Dataset rows:
------
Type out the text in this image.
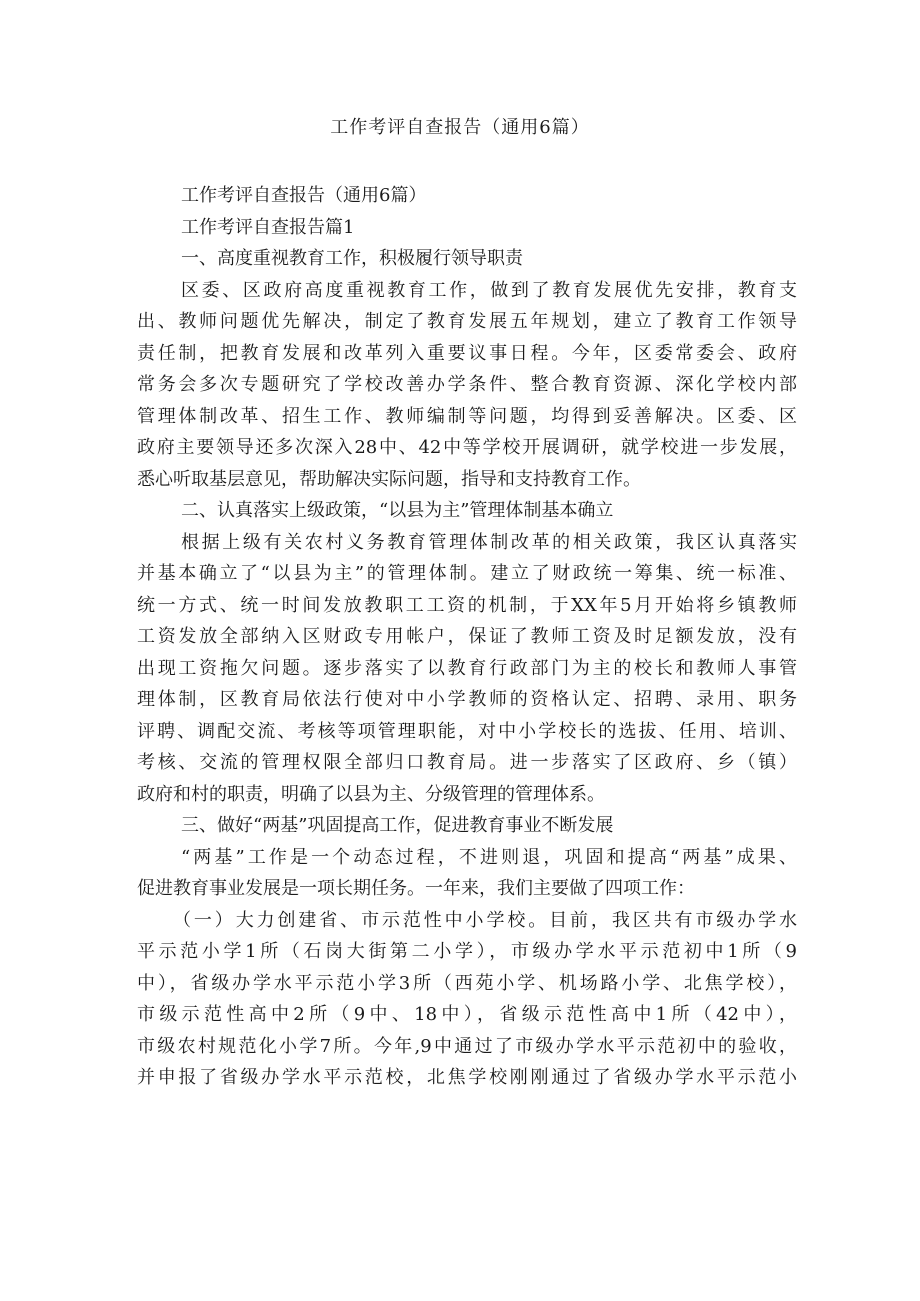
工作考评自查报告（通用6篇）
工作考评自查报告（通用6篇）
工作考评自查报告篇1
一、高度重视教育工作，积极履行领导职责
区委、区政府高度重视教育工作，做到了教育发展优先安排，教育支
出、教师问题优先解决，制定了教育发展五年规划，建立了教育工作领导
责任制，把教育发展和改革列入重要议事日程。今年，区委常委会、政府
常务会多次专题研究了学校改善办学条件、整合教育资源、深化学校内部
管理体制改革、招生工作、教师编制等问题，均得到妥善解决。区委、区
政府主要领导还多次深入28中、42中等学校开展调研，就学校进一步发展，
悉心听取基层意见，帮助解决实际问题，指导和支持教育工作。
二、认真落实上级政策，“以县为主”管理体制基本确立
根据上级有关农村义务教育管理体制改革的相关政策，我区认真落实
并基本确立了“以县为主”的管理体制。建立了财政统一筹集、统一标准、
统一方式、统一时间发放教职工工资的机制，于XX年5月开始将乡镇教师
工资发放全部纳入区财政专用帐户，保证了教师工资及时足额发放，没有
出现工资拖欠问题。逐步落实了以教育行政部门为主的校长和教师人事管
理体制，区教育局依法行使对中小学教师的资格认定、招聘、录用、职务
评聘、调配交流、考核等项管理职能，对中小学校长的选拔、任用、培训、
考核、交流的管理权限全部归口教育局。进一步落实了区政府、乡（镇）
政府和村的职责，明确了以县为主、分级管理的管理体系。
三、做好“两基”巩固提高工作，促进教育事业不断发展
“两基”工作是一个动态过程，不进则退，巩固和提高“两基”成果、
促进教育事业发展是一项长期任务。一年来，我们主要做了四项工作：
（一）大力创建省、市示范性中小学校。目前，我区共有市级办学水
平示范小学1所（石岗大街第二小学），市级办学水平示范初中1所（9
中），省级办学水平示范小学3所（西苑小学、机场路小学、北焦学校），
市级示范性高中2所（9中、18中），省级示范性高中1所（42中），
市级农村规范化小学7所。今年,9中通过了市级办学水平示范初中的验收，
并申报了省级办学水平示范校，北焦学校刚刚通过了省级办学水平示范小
------
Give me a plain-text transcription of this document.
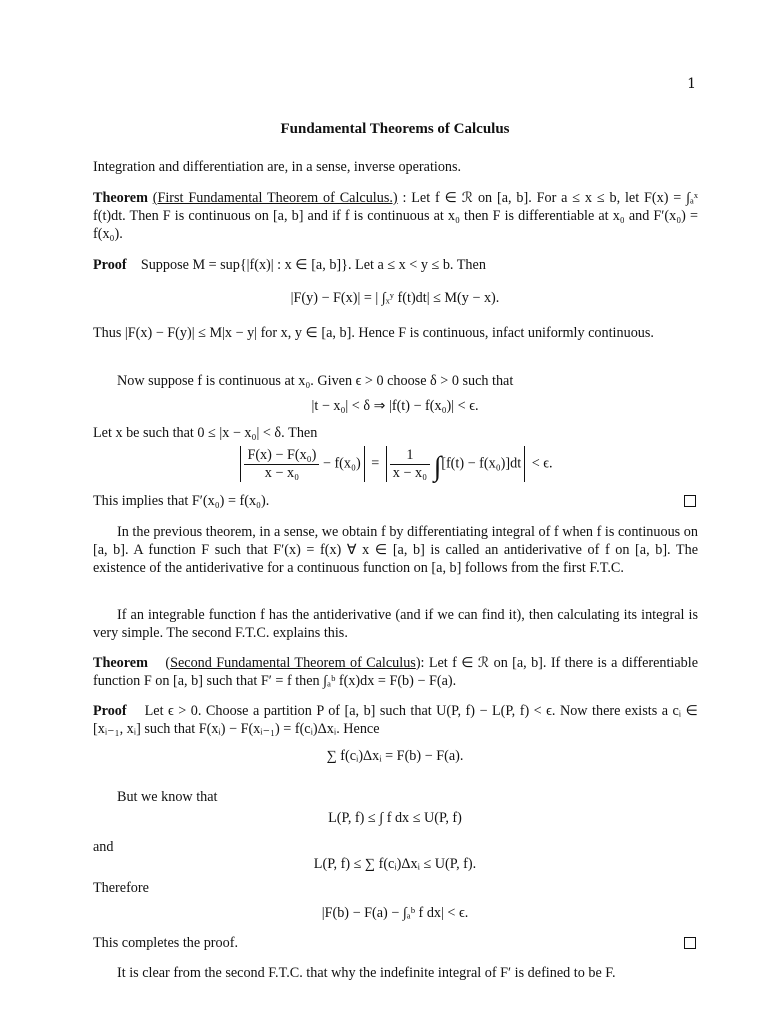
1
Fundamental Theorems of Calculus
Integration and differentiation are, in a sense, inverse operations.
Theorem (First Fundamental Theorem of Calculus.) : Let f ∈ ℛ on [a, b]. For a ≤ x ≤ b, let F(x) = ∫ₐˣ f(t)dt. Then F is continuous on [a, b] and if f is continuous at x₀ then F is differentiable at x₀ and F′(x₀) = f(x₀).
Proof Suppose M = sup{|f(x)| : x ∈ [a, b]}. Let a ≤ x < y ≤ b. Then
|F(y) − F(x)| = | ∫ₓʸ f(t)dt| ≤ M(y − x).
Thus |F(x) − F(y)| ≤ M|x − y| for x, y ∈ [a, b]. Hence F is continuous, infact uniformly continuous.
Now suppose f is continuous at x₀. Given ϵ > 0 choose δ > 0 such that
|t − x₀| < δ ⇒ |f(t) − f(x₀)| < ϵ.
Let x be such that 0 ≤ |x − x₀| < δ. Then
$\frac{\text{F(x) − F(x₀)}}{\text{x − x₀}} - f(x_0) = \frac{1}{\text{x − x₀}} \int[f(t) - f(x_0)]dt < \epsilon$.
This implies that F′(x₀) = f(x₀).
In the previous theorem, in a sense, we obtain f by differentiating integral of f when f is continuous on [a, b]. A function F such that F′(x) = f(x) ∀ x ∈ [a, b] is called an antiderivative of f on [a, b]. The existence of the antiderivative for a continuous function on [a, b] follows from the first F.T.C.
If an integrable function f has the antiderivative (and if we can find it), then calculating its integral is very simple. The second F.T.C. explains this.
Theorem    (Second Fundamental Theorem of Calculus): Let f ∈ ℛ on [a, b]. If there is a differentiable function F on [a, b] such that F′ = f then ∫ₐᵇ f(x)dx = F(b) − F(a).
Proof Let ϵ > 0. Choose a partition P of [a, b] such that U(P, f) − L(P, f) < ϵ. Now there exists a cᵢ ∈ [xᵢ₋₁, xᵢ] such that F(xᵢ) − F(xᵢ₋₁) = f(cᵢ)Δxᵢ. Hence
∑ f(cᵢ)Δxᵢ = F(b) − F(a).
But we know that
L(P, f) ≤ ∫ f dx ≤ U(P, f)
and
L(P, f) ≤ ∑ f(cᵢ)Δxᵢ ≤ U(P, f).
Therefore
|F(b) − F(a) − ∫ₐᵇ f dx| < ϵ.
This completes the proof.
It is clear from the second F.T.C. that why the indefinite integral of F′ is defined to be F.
------
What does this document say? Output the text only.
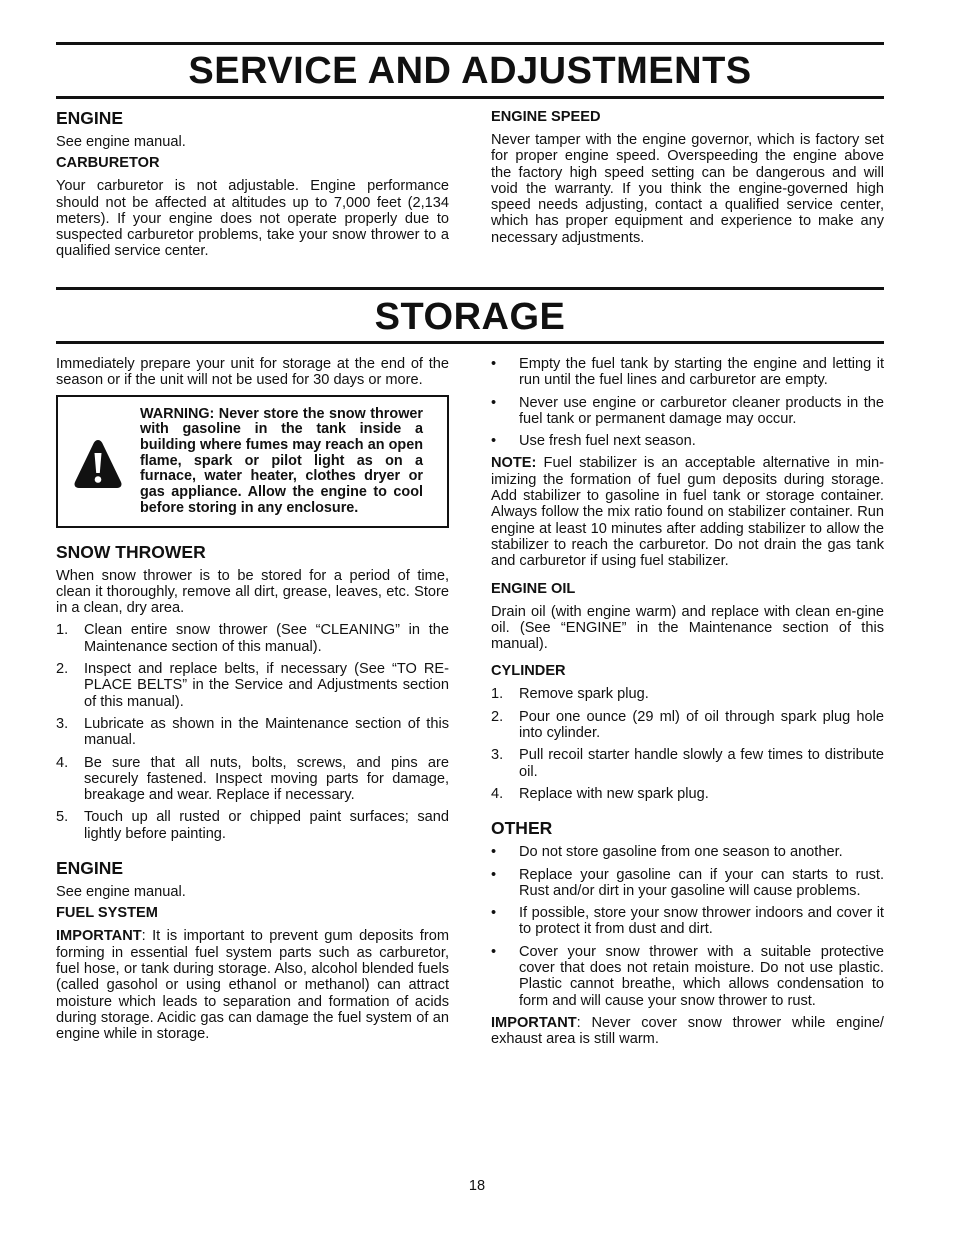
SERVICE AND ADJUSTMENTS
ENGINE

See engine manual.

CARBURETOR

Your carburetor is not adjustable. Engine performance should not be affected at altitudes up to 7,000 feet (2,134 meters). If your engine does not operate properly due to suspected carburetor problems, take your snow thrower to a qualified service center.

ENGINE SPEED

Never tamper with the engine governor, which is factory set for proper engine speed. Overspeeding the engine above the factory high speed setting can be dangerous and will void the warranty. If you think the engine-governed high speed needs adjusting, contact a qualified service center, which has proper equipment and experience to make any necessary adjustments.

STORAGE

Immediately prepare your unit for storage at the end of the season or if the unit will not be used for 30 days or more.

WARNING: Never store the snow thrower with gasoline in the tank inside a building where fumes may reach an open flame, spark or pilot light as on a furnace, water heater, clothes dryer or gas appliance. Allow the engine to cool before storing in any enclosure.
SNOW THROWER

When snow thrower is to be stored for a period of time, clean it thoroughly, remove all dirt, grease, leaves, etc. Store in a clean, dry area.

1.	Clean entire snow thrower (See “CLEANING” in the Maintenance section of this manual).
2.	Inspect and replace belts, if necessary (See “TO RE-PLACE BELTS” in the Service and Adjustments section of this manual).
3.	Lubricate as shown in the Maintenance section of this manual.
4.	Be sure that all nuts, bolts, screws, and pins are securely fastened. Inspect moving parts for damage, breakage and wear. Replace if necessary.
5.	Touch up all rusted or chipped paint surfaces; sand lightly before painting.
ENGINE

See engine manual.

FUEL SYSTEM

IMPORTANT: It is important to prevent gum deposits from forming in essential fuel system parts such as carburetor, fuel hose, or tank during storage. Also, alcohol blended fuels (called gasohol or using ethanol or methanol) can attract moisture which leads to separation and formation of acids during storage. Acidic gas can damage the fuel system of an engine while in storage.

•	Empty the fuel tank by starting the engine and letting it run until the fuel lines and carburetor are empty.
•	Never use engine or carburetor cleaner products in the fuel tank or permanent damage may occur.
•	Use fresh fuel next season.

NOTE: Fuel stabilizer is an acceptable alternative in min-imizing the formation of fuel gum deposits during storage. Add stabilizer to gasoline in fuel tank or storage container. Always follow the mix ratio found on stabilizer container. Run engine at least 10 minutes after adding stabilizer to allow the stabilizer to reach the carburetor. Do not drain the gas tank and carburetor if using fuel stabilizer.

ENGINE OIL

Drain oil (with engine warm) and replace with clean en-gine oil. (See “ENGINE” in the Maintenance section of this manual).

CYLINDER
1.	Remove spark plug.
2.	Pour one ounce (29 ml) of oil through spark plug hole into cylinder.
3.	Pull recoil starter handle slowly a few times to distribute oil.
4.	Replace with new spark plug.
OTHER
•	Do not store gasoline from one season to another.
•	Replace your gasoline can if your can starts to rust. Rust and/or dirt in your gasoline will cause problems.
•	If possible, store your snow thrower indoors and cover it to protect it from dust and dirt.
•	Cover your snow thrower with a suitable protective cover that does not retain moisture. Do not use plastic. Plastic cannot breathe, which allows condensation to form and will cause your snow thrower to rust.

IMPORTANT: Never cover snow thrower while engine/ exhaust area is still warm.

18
------
What is needed
In the material above, find the lines that contain "Fundamental" and show them.

Answer to this task
Fundamental Theorems of Calculus
Theorem (First Fundamental Theorem of Calculus.) : Let f ∈ ℛ on [a, b]. For a ≤ x ≤ b, let F(x) = ∫ₐˣ f(t)dt. Then F is continuous on [a, b] and if f is continuous at x₀ then F is differentiable at x₀ and F′(x₀) = f(x₀).
Theorem    (Second Fundamental Theorem of Calculus): Let f ∈ ℛ on [a, b]. If there is a differentiable function F on [a, b] such that F′ = f then ∫ₐᵇ f(x)dx = F(b) − F(a).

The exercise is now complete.